TASK PROMPT: Extract the text of each entry below exactly, leaving every image behind.

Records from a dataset
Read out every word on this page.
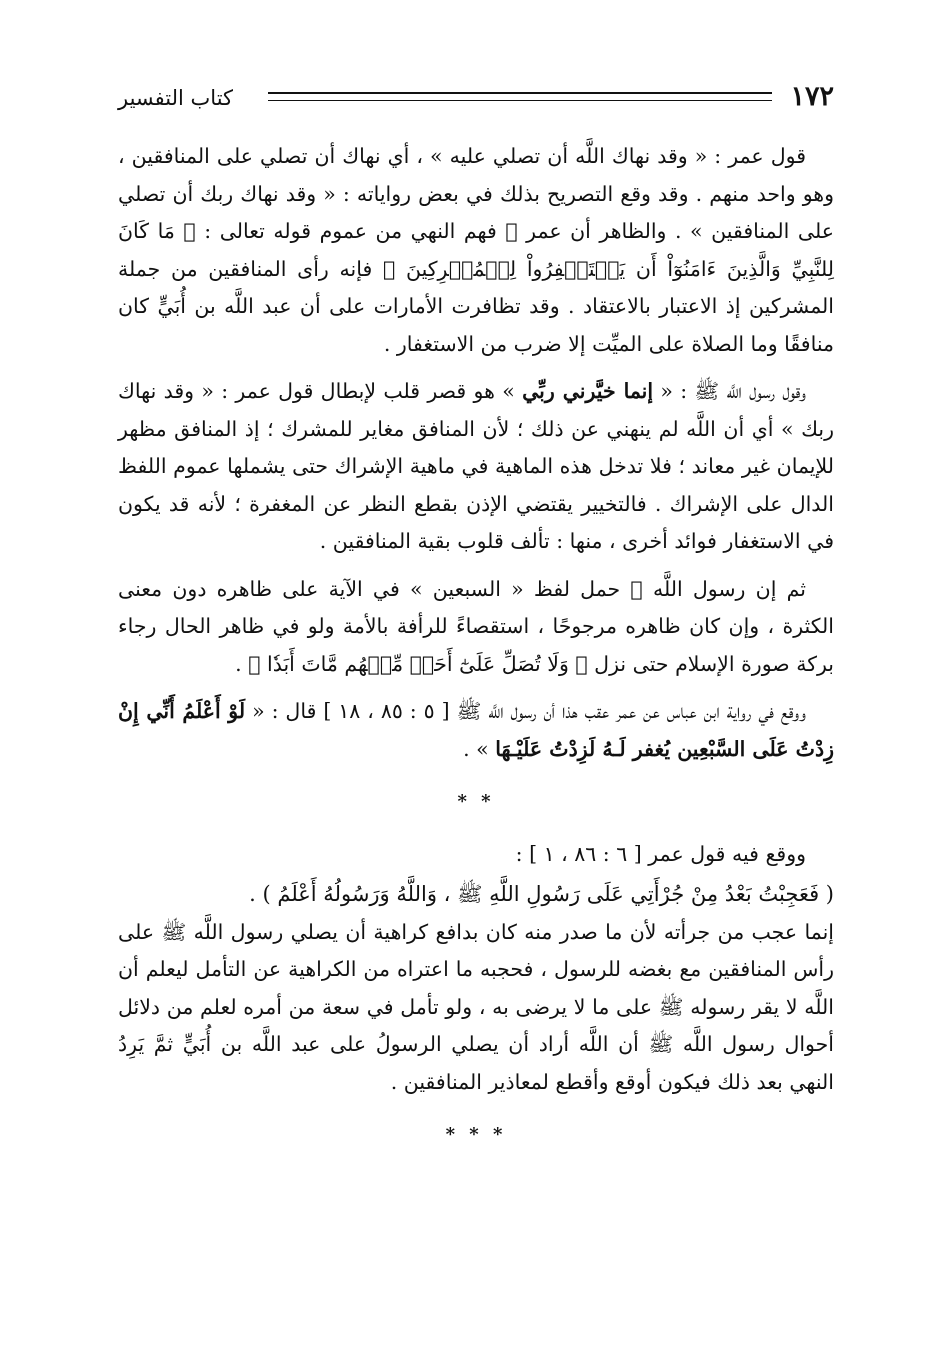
١٧٢
كتاب التفسير

قول عمر : « وقد نهاك اللَّه أن تصلي عليه » ، أي نهاك أن تصلي على المنافقين ، وهو واحد منهم . وقد وقع التصريح بذلك في بعض رواياته : « وقد نهاك ربك أن تصلي على المنافقين » . والظاهر أن عمر ﷺ فهم النهي من عموم قوله تعالى : ﴿ مَا كَانَ لِلنَّبِيِّ وَالَّذِينَ ءَامَنُوٓاْ أَن يَسۡتَغۡفِرُواْ لِلۡمُشۡرِكِينَ ﴾ فإنه رأى المنافقين من جملة المشركين إذ الاعتبار بالاعتقاد . وقد تظافرت الأمارات على أن عبد اللَّه بن أُبَيٍّ كان منافقًا وما الصلاة على الميِّت إلا ضرب من الاستغفار .

وقول رسول اللَّه ﷺ : « إنما خيَّرني ربِّي » هو قصر قلب لإبطال قول عمر : « وقد نهاك ربك » أي أن اللَّه لم ينهني عن ذلك ؛ لأن المنافق مغاير للمشرك ؛ إذ المنافق مظهر للإيمان غير معاند ؛ فلا تدخل هذه الماهية في ماهية الإشراك حتى يشملها عموم اللفظ الدال على الإشراك . فالتخيير يقتضي الإذن بقطع النظر عن المغفرة ؛ لأنه قد يكون في الاستغفار فوائد أخرى ، منها : تألف قلوب بقية المنافقين .

ثم إن رسول اللَّه ﷺ حمل لفظ « السبعين » في الآية على ظاهره دون معنى الكثرة ، وإن كان ظاهره مرجوحًا ، استقصاءً للرأفة بالأمة ولو في ظاهر الحال رجاء بركة صورة الإسلام حتى نزل ﴿ وَلَا تُصَلِّ عَلَىٰٓ أَحَدٖ مِّنۡهُم مَّاتَ أَبَدٗا ﴾ .

ووقع في رواية ابن عباس عن عمر عقب هذا أن رسول اللَّه ﷺ [ ٥ : ٨٥ ، ١٨ ] قال : « لَوْ أَعْلَمُ أَنِّي إِنْ زِدْتُ عَلَى السَّبْعِين يُغفر لَـهُ لَزِدْتُ عَلَيْـهَا » .

* *

ووقع فيه قول عمر [ ٦ : ٨٦ ، ١ ] :

( فَعَجِبْتُ بَعْدُ مِنْ جُرْأَتِي عَلَى رَسُولِ اللَّهِ ﷺ ، وَاللَّهُ وَرَسُولُهُ أَعْلَمُ ) .

إنما عجب من جرأته لأن ما صدر منه كان بدافع كراهية أن يصلي رسول اللَّه ﷺ على رأس المنافقين مع بغضه للرسول ، فحجبه ما اعتراه من الكراهية عن التأمل ليعلم أن اللَّه لا يقر رسوله ﷺ على ما لا يرضى به ، ولو تأمل في سعة من أمره لعلم من دلائل أحوال رسول اللَّه ﷺ أن اللَّه أراد أن يصلي الرسولُ على عبد اللَّه بن أُبَيٍّ ثمَّ يَرِدُ النهي بعد ذلك فيكون أوقع وأقطع لمعاذير المنافقين .

* * *
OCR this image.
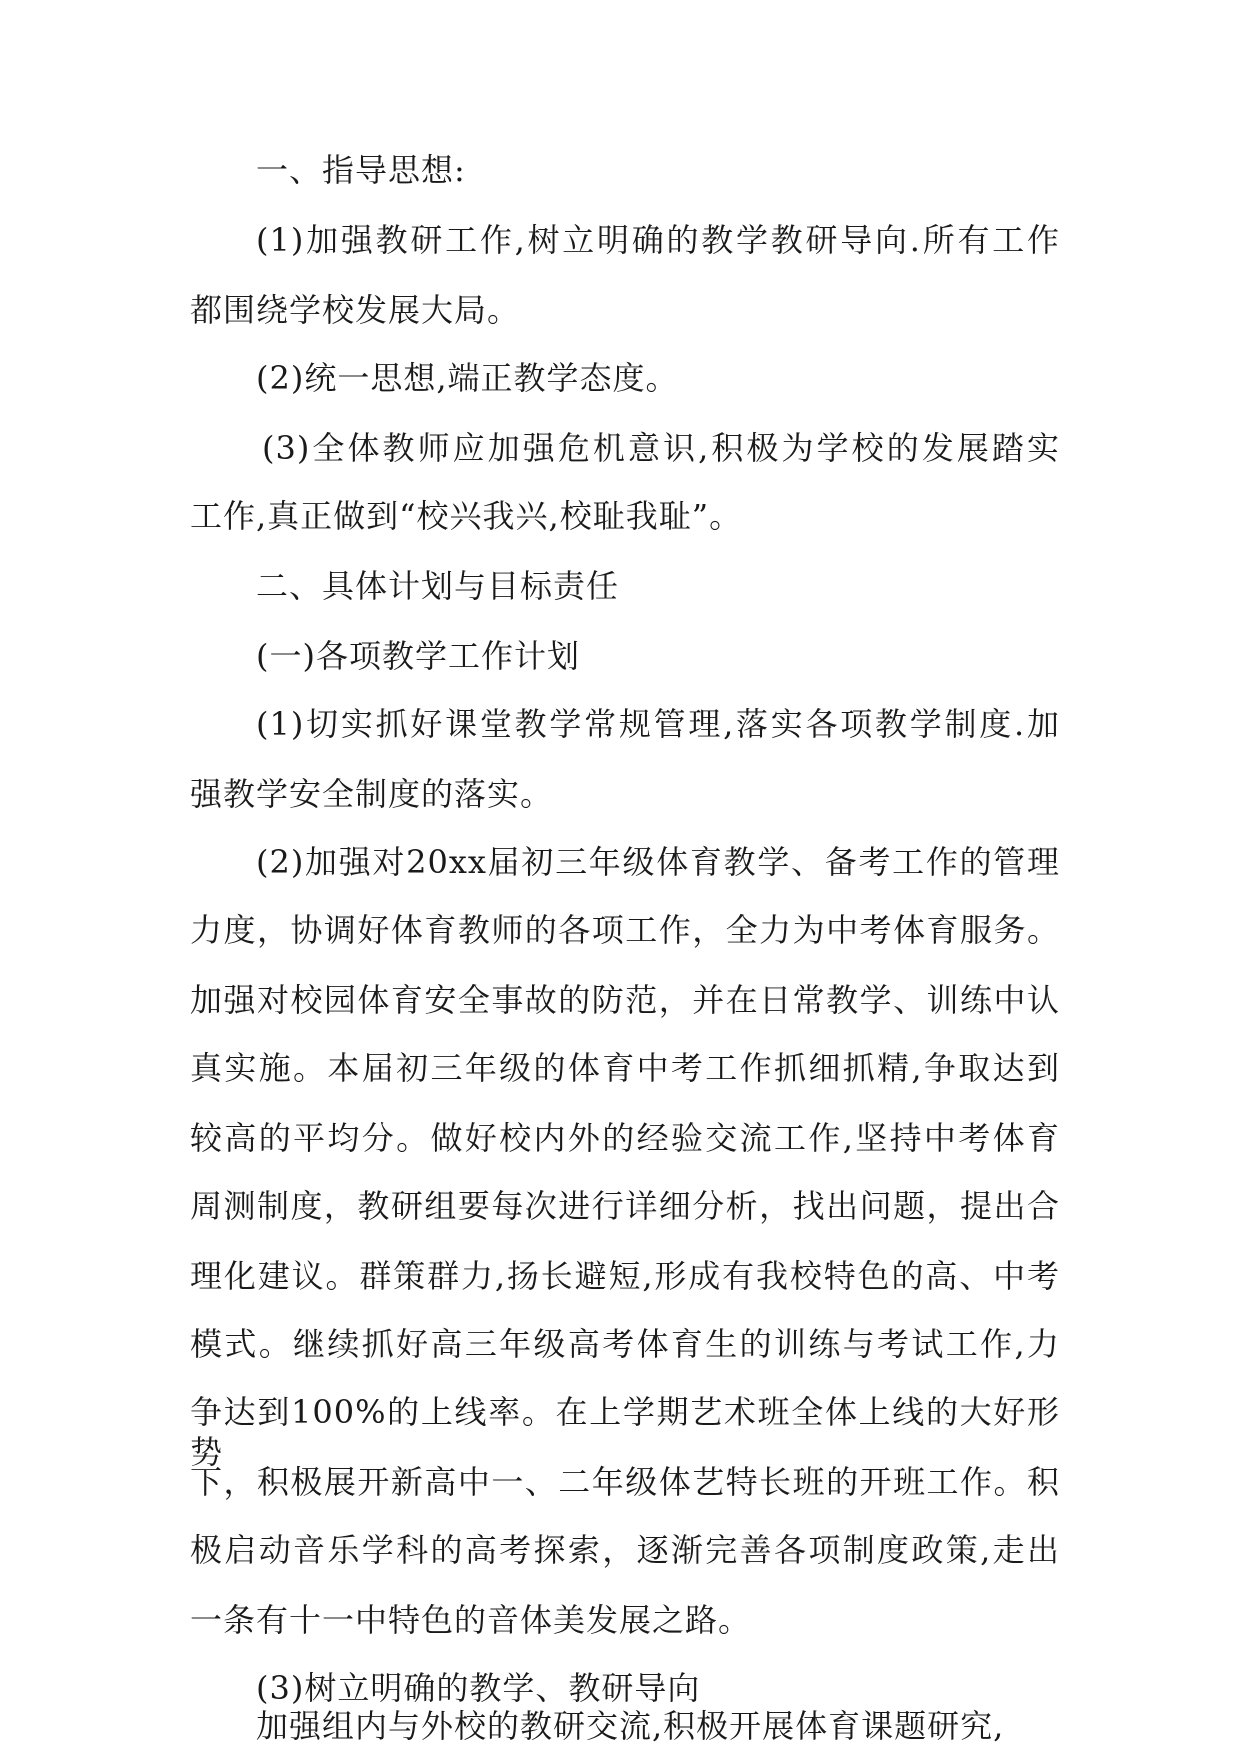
一、指导思想:
(1)加强教研工作,树立明确的教学教研导向.所有工作
都围绕学校发展大局。
(2)统一思想,端正教学态度。
(3)全体教师应加强危机意识,积极为学校的发展踏实
工作,真正做到“校兴我兴,校耻我耻”。
二、具体计划与目标责任
(一)各项教学工作计划
(1)切实抓好课堂教学常规管理,落实各项教学制度.加
强教学安全制度的落实。
(2)加强对20xx届初三年级体育教学、备考工作的管理
力度，协调好体育教师的各项工作，全力为中考体育服务。
加强对校园体育安全事故的防范，并在日常教学、训练中认
真实施。本届初三年级的体育中考工作抓细抓精,争取达到
较高的平均分。做好校内外的经验交流工作,坚持中考体育
周测制度，教研组要每次进行详细分析，找出问题，提出合
理化建议。群策群力,扬长避短,形成有我校特色的高、中考
模式。继续抓好高三年级高考体育生的训练与考试工作,力
争达到100%的上线率。在上学期艺术班全体上线的大好形势
下，积极展开新高中一、二年级体艺特长班的开班工作。积
极启动音乐学科的高考探索，逐渐完善各项制度政策,走出
一条有十一中特色的音体美发展之路。
(3)树立明确的教学、教研导向
加强组内与外校的教研交流,积极开展体育课题研究,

FINISHED TASK:
Read out every word on this page.
١٧٢
كتاب التفسير

قول عمر : « وقد نهاك اللَّه أن تصلي عليه » ، أي نهاك أن تصلي على المنافقين ، وهو واحد منهم . وقد وقع التصريح بذلك في بعض رواياته : « وقد نهاك ربك أن تصلي على المنافقين » . والظاهر أن عمر ﷺ فهم النهي من عموم قوله تعالى : ﴿ مَا كَانَ لِلنَّبِيِّ وَالَّذِينَ ءَامَنُوٓاْ أَن يَسۡتَغۡفِرُواْ لِلۡمُشۡرِكِينَ ﴾ فإنه رأى المنافقين من جملة المشركين إذ الاعتبار بالاعتقاد . وقد تظافرت الأمارات على أن عبد اللَّه بن أُبَيٍّ كان منافقًا وما الصلاة على الميِّت إلا ضرب من الاستغفار .

وقول رسول اللَّه ﷺ : « إنما خيَّرني ربِّي » هو قصر قلب لإبطال قول عمر : « وقد نهاك ربك » أي أن اللَّه لم ينهني عن ذلك ؛ لأن المنافق مغاير للمشرك ؛ إذ المنافق مظهر للإيمان غير معاند ؛ فلا تدخل هذه الماهية في ماهية الإشراك حتى يشملها عموم اللفظ الدال على الإشراك . فالتخيير يقتضي الإذن بقطع النظر عن المغفرة ؛ لأنه قد يكون في الاستغفار فوائد أخرى ، منها : تألف قلوب بقية المنافقين .

ثم إن رسول اللَّه ﷺ حمل لفظ « السبعين » في الآية على ظاهره دون معنى الكثرة ، وإن كان ظاهره مرجوحًا ، استقصاءً للرأفة بالأمة ولو في ظاهر الحال رجاء بركة صورة الإسلام حتى نزل ﴿ وَلَا تُصَلِّ عَلَىٰٓ أَحَدٖ مِّنۡهُم مَّاتَ أَبَدٗا ﴾ .

ووقع في رواية ابن عباس عن عمر عقب هذا أن رسول اللَّه ﷺ [ ٥ : ٨٥ ، ١٨ ] قال : « لَوْ أَعْلَمُ أَنِّي إِنْ زِدْتُ عَلَى السَّبْعِين يُغفر لَـهُ لَزِدْتُ عَلَيْـهَا » .

* *

ووقع فيه قول عمر [ ٦ : ٨٦ ، ١ ] :

( فَعَجِبْتُ بَعْدُ مِنْ جُرْأَتِي عَلَى رَسُولِ اللَّهِ ﷺ ، وَاللَّهُ وَرَسُولُهُ أَعْلَمُ ) .

إنما عجب من جرأته لأن ما صدر منه كان بدافع كراهية أن يصلي رسول اللَّه ﷺ على رأس المنافقين مع بغضه للرسول ، فحجبه ما اعتراه من الكراهية عن التأمل ليعلم أن اللَّه لا يقر رسوله ﷺ على ما لا يرضى به ، ولو تأمل في سعة من أمره لعلم من دلائل أحوال رسول اللَّه ﷺ أن اللَّه أراد أن يصلي الرسولُ على عبد اللَّه بن أُبَيٍّ ثمَّ يَرِدُ النهي بعد ذلك فيكون أوقع وأقطع لمعاذير المنافقين .

* * *
OCR this image.
一、指导思想:
(1)加强教研工作,树立明确的教学教研导向.所有工作
都围绕学校发展大局。
(2)统一思想,端正教学态度。
(3)全体教师应加强危机意识,积极为学校的发展踏实
工作,真正做到“校兴我兴,校耻我耻”。
二、具体计划与目标责任
(一)各项教学工作计划
(1)切实抓好课堂教学常规管理,落实各项教学制度.加
强教学安全制度的落实。
(2)加强对20xx届初三年级体育教学、备考工作的管理
力度，协调好体育教师的各项工作，全力为中考体育服务。
加强对校园体育安全事故的防范，并在日常教学、训练中认
真实施。本届初三年级的体育中考工作抓细抓精,争取达到
较高的平均分。做好校内外的经验交流工作,坚持中考体育
周测制度，教研组要每次进行详细分析，找出问题，提出合
理化建议。群策群力,扬长避短,形成有我校特色的高、中考
模式。继续抓好高三年级高考体育生的训练与考试工作,力
争达到100%的上线率。在上学期艺术班全体上线的大好形势
下，积极展开新高中一、二年级体艺特长班的开班工作。积
极启动音乐学科的高考探索，逐渐完善各项制度政策,走出
一条有十一中特色的音体美发展之路。
(3)树立明确的教学、教研导向
加强组内与外校的教研交流,积极开展体育课题研究,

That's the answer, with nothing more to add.